"""
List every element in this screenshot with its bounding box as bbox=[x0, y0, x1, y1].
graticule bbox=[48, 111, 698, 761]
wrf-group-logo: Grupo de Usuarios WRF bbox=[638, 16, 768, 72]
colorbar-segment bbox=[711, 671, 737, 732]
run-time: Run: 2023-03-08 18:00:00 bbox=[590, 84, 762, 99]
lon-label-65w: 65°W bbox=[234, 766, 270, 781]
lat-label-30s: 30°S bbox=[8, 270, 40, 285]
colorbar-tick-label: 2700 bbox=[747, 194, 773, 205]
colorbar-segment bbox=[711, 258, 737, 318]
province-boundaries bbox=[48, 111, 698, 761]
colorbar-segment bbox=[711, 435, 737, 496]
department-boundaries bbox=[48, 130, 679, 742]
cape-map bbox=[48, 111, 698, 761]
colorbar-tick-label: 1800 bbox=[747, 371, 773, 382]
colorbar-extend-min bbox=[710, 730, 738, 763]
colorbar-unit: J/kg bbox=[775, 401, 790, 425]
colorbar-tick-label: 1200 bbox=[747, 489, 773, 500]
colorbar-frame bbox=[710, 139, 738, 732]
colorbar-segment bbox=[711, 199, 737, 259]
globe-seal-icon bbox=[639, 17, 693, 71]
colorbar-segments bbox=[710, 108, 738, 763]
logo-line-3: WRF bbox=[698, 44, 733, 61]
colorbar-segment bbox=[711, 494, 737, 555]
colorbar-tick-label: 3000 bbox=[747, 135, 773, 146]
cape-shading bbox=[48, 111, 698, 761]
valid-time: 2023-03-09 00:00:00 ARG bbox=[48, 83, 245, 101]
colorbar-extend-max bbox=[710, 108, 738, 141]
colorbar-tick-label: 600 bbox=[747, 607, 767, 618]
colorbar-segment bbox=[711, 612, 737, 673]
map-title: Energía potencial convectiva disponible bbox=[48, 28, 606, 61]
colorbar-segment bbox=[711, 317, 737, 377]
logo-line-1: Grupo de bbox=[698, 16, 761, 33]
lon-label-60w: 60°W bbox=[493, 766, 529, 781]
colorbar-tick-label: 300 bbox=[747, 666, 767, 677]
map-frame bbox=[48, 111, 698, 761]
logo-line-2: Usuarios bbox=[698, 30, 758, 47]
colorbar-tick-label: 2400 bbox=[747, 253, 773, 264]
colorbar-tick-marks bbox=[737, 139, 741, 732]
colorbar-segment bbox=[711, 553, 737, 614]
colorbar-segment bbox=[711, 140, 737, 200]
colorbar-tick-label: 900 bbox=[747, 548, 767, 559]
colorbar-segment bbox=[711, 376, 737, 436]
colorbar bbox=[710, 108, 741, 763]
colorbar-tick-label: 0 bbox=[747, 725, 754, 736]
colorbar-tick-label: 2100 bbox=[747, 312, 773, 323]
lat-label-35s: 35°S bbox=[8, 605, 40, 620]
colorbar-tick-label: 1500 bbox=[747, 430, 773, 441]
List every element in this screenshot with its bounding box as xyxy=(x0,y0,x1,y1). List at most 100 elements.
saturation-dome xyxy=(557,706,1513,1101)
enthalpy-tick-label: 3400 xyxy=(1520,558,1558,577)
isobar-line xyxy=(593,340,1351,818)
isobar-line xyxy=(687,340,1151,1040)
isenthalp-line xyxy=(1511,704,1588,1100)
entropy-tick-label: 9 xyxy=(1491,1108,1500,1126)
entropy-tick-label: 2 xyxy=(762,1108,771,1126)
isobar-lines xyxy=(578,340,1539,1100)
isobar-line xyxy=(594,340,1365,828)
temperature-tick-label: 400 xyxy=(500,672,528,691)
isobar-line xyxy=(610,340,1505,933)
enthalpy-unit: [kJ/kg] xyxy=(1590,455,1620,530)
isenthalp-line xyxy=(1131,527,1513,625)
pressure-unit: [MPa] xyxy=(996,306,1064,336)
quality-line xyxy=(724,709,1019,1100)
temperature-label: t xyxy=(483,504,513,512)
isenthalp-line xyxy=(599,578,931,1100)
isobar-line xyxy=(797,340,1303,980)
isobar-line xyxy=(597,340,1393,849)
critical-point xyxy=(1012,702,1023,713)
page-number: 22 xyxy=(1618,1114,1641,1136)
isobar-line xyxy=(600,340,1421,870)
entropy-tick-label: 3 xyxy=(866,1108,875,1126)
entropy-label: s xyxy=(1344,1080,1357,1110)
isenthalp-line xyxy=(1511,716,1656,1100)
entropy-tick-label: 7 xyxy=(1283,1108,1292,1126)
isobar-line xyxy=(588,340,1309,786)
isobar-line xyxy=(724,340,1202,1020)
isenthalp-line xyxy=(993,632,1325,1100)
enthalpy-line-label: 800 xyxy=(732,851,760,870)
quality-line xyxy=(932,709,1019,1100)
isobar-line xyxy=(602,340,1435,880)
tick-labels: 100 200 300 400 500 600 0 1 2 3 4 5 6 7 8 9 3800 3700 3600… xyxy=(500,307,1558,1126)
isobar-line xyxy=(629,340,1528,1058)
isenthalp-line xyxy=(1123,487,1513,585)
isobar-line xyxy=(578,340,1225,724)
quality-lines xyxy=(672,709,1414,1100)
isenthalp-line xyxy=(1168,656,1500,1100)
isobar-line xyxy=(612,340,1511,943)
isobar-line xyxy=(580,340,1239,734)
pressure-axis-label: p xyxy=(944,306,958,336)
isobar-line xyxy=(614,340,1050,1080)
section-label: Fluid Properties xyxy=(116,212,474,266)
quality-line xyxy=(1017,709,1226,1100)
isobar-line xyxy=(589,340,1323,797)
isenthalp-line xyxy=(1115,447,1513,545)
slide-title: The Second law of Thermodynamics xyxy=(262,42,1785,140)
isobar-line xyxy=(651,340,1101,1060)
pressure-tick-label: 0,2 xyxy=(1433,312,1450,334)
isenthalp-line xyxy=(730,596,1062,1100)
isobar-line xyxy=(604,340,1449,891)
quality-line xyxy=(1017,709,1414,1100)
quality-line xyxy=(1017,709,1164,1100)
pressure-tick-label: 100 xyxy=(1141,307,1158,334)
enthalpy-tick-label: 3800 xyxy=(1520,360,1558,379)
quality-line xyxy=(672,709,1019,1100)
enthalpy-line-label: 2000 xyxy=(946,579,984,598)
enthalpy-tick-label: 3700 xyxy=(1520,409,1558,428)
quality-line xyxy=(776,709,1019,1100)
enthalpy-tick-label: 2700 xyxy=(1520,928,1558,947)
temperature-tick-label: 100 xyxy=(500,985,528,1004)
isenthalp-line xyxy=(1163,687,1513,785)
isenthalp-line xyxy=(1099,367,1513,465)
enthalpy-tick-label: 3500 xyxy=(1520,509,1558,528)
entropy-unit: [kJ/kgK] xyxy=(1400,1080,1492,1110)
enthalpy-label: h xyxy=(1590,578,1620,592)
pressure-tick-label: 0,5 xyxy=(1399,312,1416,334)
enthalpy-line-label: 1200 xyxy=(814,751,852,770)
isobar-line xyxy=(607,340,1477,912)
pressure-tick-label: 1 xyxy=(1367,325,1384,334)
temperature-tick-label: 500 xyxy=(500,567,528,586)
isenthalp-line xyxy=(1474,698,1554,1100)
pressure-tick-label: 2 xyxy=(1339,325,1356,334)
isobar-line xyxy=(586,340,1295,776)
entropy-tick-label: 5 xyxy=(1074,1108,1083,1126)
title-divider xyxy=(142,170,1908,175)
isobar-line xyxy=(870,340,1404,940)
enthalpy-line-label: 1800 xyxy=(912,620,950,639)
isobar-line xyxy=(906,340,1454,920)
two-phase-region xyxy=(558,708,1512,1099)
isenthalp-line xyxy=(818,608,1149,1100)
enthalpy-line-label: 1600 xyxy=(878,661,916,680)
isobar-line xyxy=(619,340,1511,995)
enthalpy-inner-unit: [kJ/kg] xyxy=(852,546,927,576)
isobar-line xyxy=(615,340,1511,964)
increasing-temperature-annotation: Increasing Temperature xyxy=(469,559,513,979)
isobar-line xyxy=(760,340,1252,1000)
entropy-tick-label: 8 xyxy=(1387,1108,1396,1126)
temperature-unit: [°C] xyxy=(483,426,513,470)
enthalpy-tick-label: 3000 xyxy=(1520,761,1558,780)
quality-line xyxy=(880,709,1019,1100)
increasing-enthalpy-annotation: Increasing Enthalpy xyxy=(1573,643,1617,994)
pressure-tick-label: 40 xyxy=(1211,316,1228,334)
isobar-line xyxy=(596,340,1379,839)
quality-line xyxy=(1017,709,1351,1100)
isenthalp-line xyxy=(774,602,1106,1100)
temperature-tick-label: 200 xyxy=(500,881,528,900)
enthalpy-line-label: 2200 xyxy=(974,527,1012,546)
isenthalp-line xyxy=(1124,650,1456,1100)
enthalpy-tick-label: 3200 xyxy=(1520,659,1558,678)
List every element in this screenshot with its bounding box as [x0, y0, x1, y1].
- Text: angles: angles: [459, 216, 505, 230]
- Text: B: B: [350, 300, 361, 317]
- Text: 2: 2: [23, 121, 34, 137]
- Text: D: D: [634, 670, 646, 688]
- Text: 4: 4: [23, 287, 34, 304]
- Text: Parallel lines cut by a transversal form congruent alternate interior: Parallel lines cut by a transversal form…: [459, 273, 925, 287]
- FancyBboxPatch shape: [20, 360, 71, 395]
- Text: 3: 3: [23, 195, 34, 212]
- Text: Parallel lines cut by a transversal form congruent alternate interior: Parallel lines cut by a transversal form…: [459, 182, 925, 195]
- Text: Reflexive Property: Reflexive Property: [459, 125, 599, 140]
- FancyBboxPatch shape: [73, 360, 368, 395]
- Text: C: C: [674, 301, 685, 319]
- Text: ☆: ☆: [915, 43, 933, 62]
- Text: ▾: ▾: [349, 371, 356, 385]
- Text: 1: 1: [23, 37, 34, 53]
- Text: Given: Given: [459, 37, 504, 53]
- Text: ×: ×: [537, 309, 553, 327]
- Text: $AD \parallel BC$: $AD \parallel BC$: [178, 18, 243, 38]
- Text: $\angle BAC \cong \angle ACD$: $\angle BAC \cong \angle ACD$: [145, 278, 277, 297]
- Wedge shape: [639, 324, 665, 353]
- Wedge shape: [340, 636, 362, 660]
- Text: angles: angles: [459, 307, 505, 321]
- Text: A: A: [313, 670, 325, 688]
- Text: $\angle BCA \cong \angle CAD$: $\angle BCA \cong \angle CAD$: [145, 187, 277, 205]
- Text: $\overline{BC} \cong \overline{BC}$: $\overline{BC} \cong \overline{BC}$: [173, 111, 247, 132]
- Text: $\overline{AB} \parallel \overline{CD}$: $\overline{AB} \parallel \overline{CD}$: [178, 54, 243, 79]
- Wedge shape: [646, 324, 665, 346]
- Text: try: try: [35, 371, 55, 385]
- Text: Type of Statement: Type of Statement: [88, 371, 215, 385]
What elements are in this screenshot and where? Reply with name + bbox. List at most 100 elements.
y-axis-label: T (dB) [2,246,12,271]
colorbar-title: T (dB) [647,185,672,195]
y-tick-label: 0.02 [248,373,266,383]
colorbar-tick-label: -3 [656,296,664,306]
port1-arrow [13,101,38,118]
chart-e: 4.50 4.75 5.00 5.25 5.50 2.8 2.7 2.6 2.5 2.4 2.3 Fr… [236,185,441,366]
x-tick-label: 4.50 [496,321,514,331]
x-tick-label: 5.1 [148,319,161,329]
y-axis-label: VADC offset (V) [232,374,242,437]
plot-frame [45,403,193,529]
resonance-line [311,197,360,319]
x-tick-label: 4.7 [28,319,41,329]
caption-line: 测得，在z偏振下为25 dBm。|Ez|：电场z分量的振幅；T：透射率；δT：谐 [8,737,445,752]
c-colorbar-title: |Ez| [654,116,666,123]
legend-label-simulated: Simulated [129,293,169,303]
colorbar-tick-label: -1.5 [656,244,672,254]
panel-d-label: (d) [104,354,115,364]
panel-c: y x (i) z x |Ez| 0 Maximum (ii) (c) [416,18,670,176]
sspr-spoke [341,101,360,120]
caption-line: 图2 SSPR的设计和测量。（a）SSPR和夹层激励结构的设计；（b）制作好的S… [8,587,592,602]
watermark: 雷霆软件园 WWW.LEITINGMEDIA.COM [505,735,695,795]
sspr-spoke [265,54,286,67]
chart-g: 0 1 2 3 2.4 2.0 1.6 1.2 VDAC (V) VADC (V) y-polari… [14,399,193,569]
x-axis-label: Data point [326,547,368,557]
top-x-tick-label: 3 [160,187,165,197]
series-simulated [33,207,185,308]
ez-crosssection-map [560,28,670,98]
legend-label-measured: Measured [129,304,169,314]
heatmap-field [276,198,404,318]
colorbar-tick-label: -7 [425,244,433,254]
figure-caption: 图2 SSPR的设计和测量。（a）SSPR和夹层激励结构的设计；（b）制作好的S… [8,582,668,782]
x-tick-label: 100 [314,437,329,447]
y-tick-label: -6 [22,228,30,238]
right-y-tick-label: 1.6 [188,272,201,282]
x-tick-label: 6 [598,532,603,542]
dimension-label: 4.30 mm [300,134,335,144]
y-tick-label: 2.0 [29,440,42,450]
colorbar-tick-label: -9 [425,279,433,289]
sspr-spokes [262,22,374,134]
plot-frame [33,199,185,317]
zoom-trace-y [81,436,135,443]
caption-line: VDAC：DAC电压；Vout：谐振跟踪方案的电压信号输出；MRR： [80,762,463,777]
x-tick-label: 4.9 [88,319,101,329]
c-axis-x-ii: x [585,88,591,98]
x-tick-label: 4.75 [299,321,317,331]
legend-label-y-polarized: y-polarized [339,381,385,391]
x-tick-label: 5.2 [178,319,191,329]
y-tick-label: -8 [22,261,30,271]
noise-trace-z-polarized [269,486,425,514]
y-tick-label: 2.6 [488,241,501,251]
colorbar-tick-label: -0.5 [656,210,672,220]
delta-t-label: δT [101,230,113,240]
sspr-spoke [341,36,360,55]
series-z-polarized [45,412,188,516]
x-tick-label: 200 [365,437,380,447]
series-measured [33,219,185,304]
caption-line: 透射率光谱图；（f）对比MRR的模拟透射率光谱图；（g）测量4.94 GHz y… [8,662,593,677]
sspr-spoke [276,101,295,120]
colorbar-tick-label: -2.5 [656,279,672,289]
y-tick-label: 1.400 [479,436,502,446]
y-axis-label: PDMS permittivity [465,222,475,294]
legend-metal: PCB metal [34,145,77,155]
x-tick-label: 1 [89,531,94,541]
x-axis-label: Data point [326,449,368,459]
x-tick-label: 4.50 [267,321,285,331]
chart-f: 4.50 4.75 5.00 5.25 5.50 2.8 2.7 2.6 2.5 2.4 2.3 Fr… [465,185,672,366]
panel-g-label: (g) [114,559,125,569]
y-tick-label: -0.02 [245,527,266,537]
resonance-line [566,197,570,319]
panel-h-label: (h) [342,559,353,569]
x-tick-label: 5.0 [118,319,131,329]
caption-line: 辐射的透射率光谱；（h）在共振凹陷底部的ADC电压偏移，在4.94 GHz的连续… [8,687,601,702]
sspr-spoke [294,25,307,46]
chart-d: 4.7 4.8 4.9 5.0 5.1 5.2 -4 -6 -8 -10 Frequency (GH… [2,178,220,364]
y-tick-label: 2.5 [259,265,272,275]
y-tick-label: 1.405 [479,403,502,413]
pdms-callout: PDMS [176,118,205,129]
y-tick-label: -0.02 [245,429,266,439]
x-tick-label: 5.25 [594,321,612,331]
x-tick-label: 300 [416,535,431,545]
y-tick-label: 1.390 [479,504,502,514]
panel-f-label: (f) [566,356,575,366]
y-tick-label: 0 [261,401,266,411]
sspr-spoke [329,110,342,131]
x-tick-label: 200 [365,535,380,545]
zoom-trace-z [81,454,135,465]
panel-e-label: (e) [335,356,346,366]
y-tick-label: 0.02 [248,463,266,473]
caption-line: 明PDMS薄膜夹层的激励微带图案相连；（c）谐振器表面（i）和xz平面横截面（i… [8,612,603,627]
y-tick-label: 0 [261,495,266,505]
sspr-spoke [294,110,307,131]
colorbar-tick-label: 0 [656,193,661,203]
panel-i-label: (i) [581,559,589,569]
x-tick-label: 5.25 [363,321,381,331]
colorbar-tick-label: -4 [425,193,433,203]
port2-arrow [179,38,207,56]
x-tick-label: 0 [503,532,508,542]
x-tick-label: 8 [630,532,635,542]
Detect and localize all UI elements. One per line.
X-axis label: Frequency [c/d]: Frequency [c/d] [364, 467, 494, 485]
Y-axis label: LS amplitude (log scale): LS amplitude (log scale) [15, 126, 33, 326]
"""
◆ Instructions to follow ◆
In the entries from the first line through the line containing "lon-label-65w: 65°W bbox=[234, 766, 270, 781]", inclusive, swap "graticule" for "grid" and reproduce only those lines with nothing else changed.

◆ Finished task ◆
List every element in this screenshot with its bounding box as bbox=[x0, y0, x1, y1].
grid bbox=[48, 111, 698, 761]
wrf-group-logo: Grupo de Usuarios WRF bbox=[638, 16, 768, 72]
colorbar-segment bbox=[711, 671, 737, 732]
run-time: Run: 2023-03-08 18:00:00 bbox=[590, 84, 762, 99]
lon-label-65w: 65°W bbox=[234, 766, 270, 781]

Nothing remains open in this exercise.